====== RECORDS PROVIDED ======

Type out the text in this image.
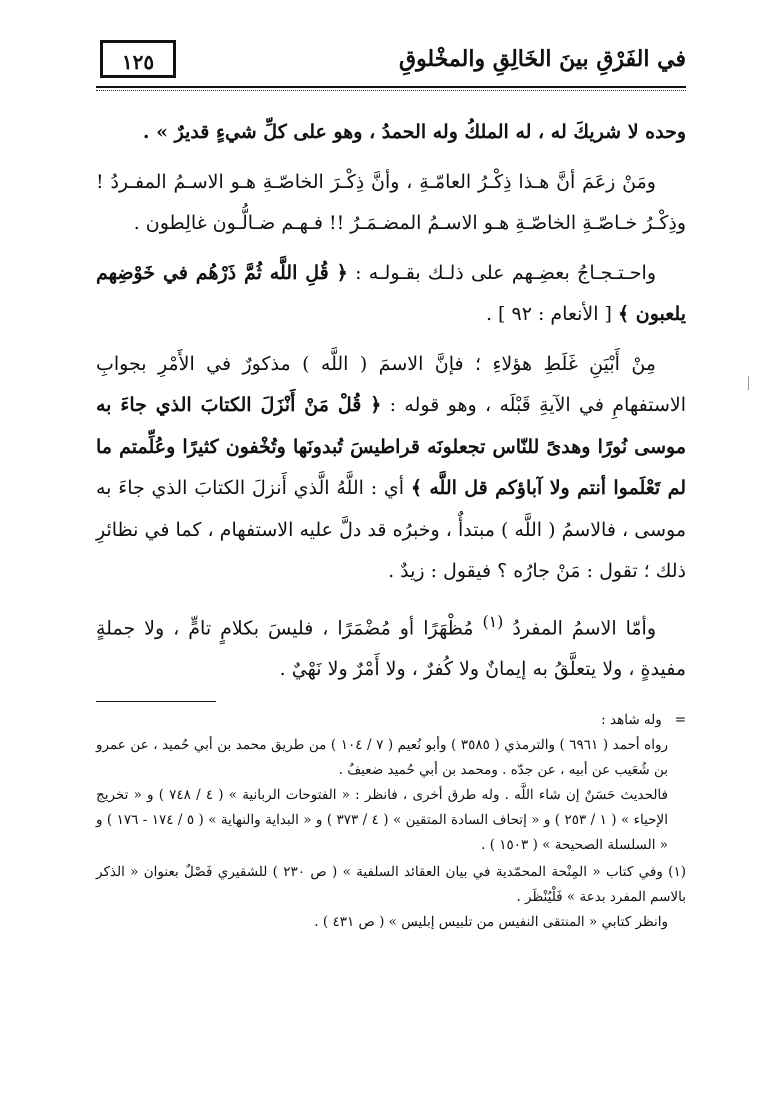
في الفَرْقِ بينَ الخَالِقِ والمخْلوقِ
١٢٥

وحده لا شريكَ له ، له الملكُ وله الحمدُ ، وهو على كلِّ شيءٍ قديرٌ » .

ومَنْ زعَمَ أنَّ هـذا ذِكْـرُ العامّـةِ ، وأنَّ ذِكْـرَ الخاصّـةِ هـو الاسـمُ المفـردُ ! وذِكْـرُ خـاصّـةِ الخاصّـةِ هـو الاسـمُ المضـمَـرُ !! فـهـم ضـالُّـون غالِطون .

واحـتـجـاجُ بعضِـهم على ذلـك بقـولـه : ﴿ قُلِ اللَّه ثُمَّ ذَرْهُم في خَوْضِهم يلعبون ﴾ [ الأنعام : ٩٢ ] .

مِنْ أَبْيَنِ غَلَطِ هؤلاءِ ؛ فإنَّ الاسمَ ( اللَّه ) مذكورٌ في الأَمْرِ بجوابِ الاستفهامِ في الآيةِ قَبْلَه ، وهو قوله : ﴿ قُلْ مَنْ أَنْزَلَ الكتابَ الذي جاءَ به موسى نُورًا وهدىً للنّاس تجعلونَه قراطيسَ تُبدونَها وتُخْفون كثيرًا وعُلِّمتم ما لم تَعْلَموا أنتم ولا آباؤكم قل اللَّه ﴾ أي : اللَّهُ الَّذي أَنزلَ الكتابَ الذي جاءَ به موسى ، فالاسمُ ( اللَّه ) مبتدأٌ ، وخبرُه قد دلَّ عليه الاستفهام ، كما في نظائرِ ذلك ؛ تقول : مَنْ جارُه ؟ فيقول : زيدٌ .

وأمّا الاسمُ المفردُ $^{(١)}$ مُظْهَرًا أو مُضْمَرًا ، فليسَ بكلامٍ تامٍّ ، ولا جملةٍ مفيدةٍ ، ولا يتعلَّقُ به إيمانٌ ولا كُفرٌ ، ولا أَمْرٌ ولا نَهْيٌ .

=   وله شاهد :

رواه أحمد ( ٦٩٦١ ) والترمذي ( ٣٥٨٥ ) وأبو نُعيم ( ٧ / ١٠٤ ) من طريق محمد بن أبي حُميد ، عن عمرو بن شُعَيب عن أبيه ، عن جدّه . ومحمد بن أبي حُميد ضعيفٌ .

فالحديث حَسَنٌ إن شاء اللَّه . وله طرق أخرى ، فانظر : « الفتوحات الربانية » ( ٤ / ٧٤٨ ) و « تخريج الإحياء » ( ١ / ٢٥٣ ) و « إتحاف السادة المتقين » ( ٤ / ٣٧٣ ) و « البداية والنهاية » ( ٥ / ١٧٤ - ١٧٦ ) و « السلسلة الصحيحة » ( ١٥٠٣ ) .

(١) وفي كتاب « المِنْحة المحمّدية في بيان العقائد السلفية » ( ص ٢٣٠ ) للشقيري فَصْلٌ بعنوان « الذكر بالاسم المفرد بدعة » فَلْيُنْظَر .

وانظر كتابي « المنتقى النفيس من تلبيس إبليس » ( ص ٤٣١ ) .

======

### TASK OBJECTIVE
Scan the data for the word "المفرد" and copy every line where it shows up.

### COMPLETED TASK
وأمّا الاسمُ المفردُ $^{(١)}$ مُظْهَرًا أو مُضْمَرًا ، فليسَ بكلامٍ تامٍّ ، ولا جملةٍ مفيدةٍ ، ولا يتعلَّقُ به إيمانٌ ولا كُفرٌ ، ولا أَمْرٌ ولا نَهْيٌ .
(١) وفي كتاب « المِنْحة المحمّدية في بيان العقائد السلفية » ( ص ٢٣٠ ) للشقيري فَصْلٌ بعنوان « الذكر بالاسم المفرد بدعة » فَلْيُنْظَر .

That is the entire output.